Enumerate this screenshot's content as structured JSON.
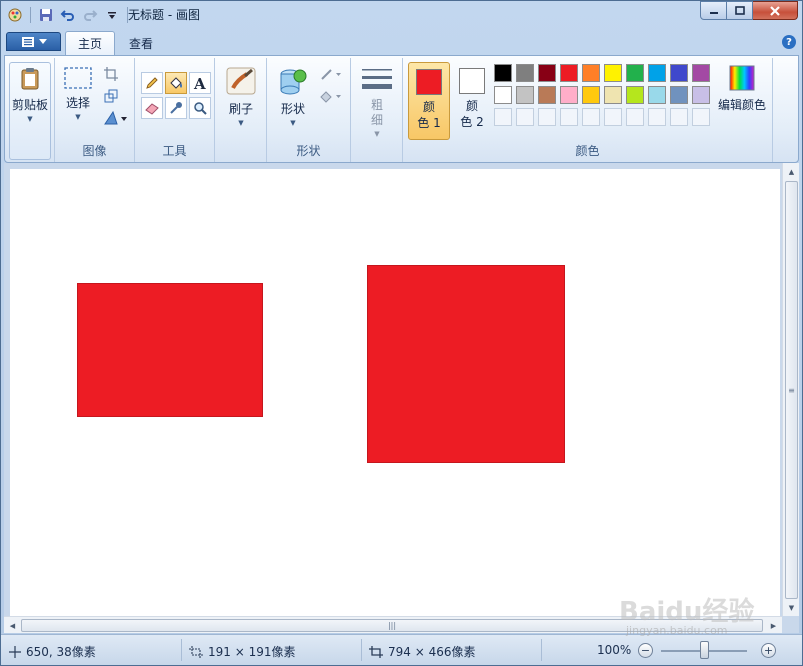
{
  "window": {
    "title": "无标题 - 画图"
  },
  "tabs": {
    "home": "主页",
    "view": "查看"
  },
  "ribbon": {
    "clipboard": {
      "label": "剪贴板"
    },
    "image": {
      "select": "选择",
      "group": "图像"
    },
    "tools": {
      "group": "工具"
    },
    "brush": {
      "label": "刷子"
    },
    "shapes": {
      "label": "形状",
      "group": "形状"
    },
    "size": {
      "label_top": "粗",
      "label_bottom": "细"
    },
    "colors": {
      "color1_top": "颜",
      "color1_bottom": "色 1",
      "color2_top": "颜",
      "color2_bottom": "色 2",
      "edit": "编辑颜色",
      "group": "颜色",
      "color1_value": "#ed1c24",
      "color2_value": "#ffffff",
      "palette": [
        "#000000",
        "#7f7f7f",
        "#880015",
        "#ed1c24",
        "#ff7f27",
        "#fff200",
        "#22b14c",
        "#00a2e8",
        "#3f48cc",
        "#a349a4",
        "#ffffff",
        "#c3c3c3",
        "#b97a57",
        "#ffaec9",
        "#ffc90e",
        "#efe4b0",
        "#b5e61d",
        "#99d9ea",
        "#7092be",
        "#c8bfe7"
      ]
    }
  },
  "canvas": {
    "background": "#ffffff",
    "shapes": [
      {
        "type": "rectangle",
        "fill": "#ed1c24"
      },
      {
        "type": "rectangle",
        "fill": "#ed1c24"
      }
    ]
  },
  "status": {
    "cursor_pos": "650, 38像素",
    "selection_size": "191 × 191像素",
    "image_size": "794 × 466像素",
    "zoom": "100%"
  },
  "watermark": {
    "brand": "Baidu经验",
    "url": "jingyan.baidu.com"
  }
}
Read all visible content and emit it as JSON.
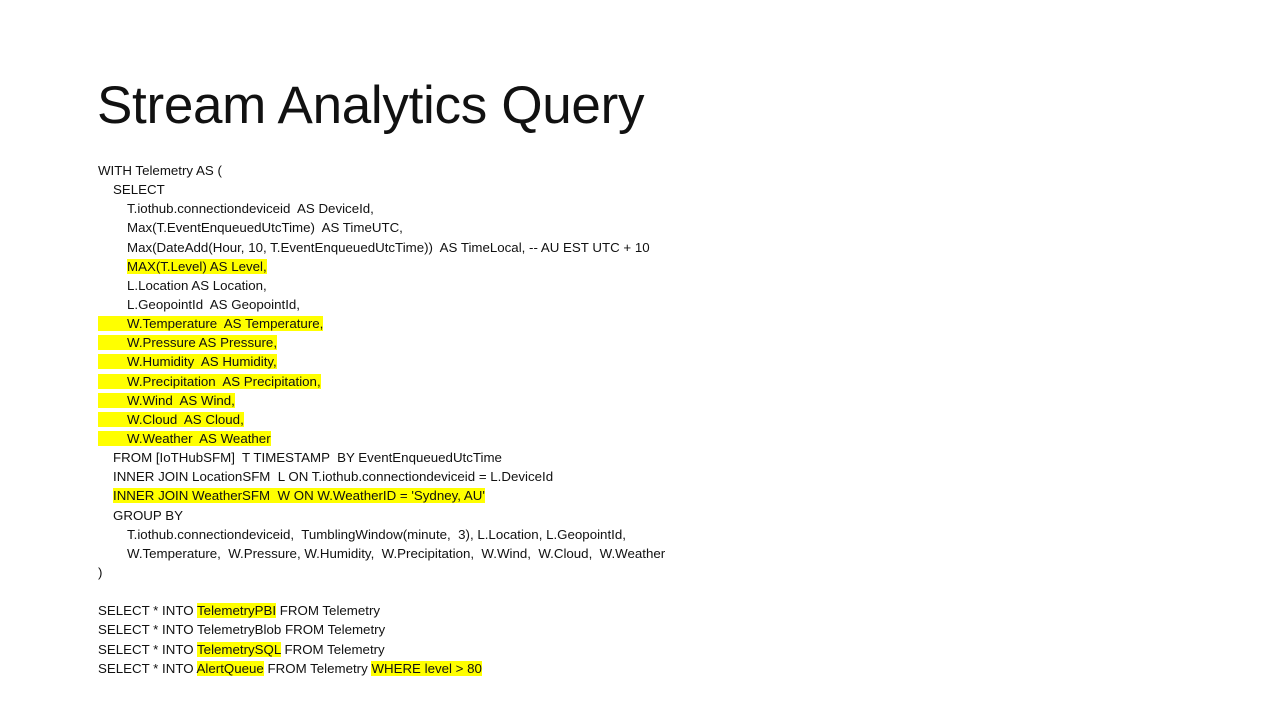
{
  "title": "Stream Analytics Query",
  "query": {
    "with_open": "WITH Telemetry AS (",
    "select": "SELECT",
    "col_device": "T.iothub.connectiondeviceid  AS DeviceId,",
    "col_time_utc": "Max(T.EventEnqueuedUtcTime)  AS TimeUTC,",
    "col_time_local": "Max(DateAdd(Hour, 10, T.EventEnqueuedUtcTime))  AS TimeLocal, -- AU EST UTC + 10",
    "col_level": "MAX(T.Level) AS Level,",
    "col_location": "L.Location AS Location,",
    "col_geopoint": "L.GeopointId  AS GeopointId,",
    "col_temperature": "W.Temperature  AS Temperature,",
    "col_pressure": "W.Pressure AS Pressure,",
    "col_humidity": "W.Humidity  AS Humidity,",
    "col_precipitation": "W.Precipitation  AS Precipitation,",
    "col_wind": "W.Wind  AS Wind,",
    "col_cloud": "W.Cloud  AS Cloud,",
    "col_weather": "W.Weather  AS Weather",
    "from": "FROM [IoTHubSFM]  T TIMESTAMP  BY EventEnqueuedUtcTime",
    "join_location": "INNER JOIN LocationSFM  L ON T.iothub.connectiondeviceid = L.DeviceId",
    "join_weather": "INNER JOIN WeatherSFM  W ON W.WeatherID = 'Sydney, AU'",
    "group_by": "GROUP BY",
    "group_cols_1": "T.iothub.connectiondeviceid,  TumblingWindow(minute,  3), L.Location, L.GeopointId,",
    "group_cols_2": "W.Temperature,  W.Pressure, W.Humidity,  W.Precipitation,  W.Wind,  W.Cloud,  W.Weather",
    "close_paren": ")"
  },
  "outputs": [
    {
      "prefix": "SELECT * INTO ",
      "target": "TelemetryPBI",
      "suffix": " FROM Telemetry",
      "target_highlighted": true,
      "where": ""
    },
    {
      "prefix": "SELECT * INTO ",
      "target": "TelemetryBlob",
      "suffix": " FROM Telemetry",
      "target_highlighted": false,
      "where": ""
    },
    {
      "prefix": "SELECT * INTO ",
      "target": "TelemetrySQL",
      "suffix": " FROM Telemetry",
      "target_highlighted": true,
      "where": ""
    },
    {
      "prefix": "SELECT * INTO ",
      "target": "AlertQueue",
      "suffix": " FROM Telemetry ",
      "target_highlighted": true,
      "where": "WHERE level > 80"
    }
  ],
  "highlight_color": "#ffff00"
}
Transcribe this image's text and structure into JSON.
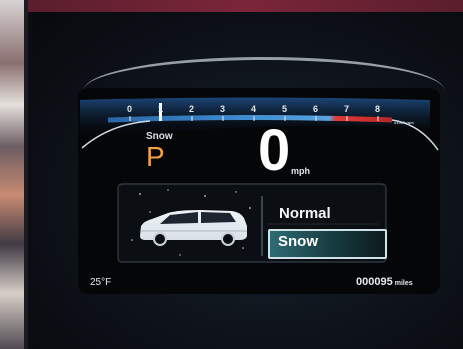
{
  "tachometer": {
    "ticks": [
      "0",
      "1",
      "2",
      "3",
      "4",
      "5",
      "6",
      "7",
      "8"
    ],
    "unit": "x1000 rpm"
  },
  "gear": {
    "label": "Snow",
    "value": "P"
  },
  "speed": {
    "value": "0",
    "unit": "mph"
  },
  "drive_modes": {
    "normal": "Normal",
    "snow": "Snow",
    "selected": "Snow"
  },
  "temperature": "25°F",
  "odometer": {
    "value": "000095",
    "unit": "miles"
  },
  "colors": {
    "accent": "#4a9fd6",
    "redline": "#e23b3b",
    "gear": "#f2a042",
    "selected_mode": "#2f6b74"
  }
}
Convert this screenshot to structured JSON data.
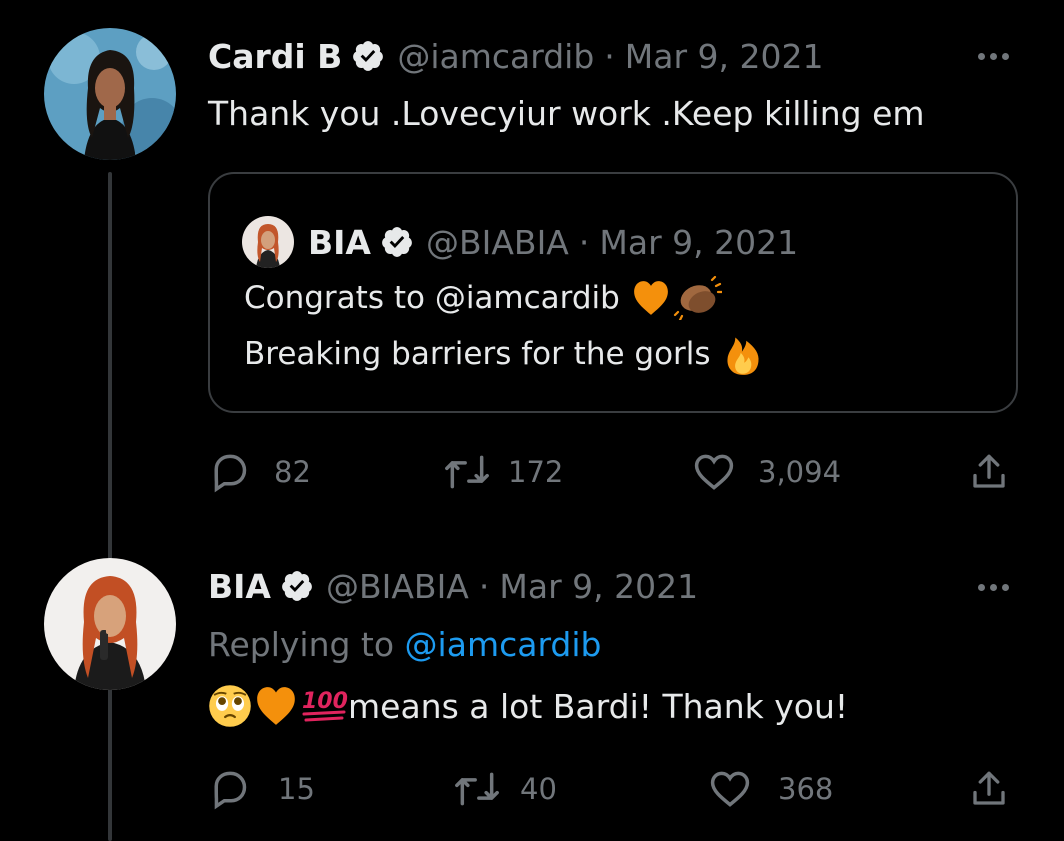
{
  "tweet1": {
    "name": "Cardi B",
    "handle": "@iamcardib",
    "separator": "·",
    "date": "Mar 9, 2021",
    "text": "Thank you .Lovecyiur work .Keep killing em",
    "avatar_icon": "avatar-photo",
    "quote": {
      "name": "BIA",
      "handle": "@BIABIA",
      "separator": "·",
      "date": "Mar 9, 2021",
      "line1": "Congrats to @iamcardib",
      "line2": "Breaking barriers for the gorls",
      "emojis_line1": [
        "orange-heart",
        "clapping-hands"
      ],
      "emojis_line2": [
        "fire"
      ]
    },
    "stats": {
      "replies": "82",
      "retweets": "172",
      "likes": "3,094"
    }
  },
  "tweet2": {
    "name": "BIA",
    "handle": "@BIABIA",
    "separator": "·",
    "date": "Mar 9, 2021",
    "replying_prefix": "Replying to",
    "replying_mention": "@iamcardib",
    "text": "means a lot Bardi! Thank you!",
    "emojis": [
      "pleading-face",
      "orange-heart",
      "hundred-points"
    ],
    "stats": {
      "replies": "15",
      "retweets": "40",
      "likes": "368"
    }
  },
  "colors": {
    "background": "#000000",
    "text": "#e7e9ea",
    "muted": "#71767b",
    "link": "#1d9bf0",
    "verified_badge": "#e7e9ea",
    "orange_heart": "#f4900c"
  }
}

######

**WHAT THE TASK ASKS:** Transcribe every entry above exactly. Omit all pictures.

**RESPONSE TO THE EXERCISE:**
Enumerate this screenshot's content as structured JSON.
{
  "window": {
    "title": "无标题 - 画图"
  },
  "tabs": {
    "home": "主页",
    "view": "查看"
  },
  "ribbon": {
    "clipboard": {
      "label": "剪贴板"
    },
    "image": {
      "select": "选择",
      "group": "图像"
    },
    "tools": {
      "group": "工具"
    },
    "brush": {
      "label": "刷子"
    },
    "shapes": {
      "label": "形状",
      "group": "形状"
    },
    "size": {
      "label_top": "粗",
      "label_bottom": "细"
    },
    "colors": {
      "color1_top": "颜",
      "color1_bottom": "色 1",
      "color2_top": "颜",
      "color2_bottom": "色 2",
      "edit": "编辑颜色",
      "group": "颜色",
      "color1_value": "#ed1c24",
      "color2_value": "#ffffff",
      "palette": [
        "#000000",
        "#7f7f7f",
        "#880015",
        "#ed1c24",
        "#ff7f27",
        "#fff200",
        "#22b14c",
        "#00a2e8",
        "#3f48cc",
        "#a349a4",
        "#ffffff",
        "#c3c3c3",
        "#b97a57",
        "#ffaec9",
        "#ffc90e",
        "#efe4b0",
        "#b5e61d",
        "#99d9ea",
        "#7092be",
        "#c8bfe7"
      ]
    }
  },
  "canvas": {
    "background": "#ffffff",
    "shapes": [
      {
        "type": "rectangle",
        "fill": "#ed1c24"
      },
      {
        "type": "rectangle",
        "fill": "#ed1c24"
      }
    ]
  },
  "status": {
    "cursor_pos": "650, 38像素",
    "selection_size": "191 × 191像素",
    "image_size": "794 × 466像素",
    "zoom": "100%"
  },
  "watermark": {
    "brand": "Baidu经验",
    "url": "jingyan.baidu.com"
  }
}
Read all visible content and emit it as JSON.
{
  "title": "Stream Analytics Query",
  "query": {
    "with_open": "WITH Telemetry AS (",
    "select": "SELECT",
    "col_device": "T.iothub.connectiondeviceid  AS DeviceId,",
    "col_time_utc": "Max(T.EventEnqueuedUtcTime)  AS TimeUTC,",
    "col_time_local": "Max(DateAdd(Hour, 10, T.EventEnqueuedUtcTime))  AS TimeLocal, -- AU EST UTC + 10",
    "col_level": "MAX(T.Level) AS Level,",
    "col_location": "L.Location AS Location,",
    "col_geopoint": "L.GeopointId  AS GeopointId,",
    "col_temperature": "W.Temperature  AS Temperature,",
    "col_pressure": "W.Pressure AS Pressure,",
    "col_humidity": "W.Humidity  AS Humidity,",
    "col_precipitation": "W.Precipitation  AS Precipitation,",
    "col_wind": "W.Wind  AS Wind,",
    "col_cloud": "W.Cloud  AS Cloud,",
    "col_weather": "W.Weather  AS Weather",
    "from": "FROM [IoTHubSFM]  T TIMESTAMP  BY EventEnqueuedUtcTime",
    "join_location": "INNER JOIN LocationSFM  L ON T.iothub.connectiondeviceid = L.DeviceId",
    "join_weather": "INNER JOIN WeatherSFM  W ON W.WeatherID = 'Sydney, AU'",
    "group_by": "GROUP BY",
    "group_cols_1": "T.iothub.connectiondeviceid,  TumblingWindow(minute,  3), L.Location, L.GeopointId,",
    "group_cols_2": "W.Temperature,  W.Pressure, W.Humidity,  W.Precipitation,  W.Wind,  W.Cloud,  W.Weather",
    "close_paren": ")"
  },
  "outputs": [
    {
      "prefix": "SELECT * INTO ",
      "target": "TelemetryPBI",
      "suffix": " FROM Telemetry",
      "target_highlighted": true,
      "where": ""
    },
    {
      "prefix": "SELECT * INTO ",
      "target": "TelemetryBlob",
      "suffix": " FROM Telemetry",
      "target_highlighted": false,
      "where": ""
    },
    {
      "prefix": "SELECT * INTO ",
      "target": "TelemetrySQL",
      "suffix": " FROM Telemetry",
      "target_highlighted": true,
      "where": ""
    },
    {
      "prefix": "SELECT * INTO ",
      "target": "AlertQueue",
      "suffix": " FROM Telemetry ",
      "target_highlighted": true,
      "where": "WHERE level > 80"
    }
  ],
  "highlight_color": "#ffff00"
}
Transcribe this image's text and structure into JSON.
{
  "tachometer": {
    "ticks": [
      "0",
      "1",
      "2",
      "3",
      "4",
      "5",
      "6",
      "7",
      "8"
    ],
    "unit": "x1000 rpm"
  },
  "gear": {
    "label": "Snow",
    "value": "P"
  },
  "speed": {
    "value": "0",
    "unit": "mph"
  },
  "drive_modes": {
    "normal": "Normal",
    "snow": "Snow",
    "selected": "Snow"
  },
  "temperature": "25°F",
  "odometer": {
    "value": "000095",
    "unit": "miles"
  },
  "colors": {
    "accent": "#4a9fd6",
    "redline": "#e23b3b",
    "gear": "#f2a042",
    "selected_mode": "#2f6b74"
  }
}
Convert this screenshot to structured JSON data.
{
  "tweet1": {
    "name": "Cardi B",
    "handle": "@iamcardib",
    "separator": "·",
    "date": "Mar 9, 2021",
    "text": "Thank you .Lovecyiur work .Keep killing em",
    "avatar_icon": "avatar-photo",
    "quote": {
      "name": "BIA",
      "handle": "@BIABIA",
      "separator": "·",
      "date": "Mar 9, 2021",
      "line1": "Congrats to @iamcardib",
      "line2": "Breaking barriers for the gorls",
      "emojis_line1": [
        "orange-heart",
        "clapping-hands"
      ],
      "emojis_line2": [
        "fire"
      ]
    },
    "stats": {
      "replies": "82",
      "retweets": "172",
      "likes": "3,094"
    }
  },
  "tweet2": {
    "name": "BIA",
    "handle": "@BIABIA",
    "separator": "·",
    "date": "Mar 9, 2021",
    "replying_prefix": "Replying to",
    "replying_mention": "@iamcardib",
    "text": "means a lot Bardi! Thank you!",
    "emojis": [
      "pleading-face",
      "orange-heart",
      "hundred-points"
    ],
    "stats": {
      "replies": "15",
      "retweets": "40",
      "likes": "368"
    }
  },
  "colors": {
    "background": "#000000",
    "text": "#e7e9ea",
    "muted": "#71767b",
    "link": "#1d9bf0",
    "verified_badge": "#e7e9ea",
    "orange_heart": "#f4900c"
  }
}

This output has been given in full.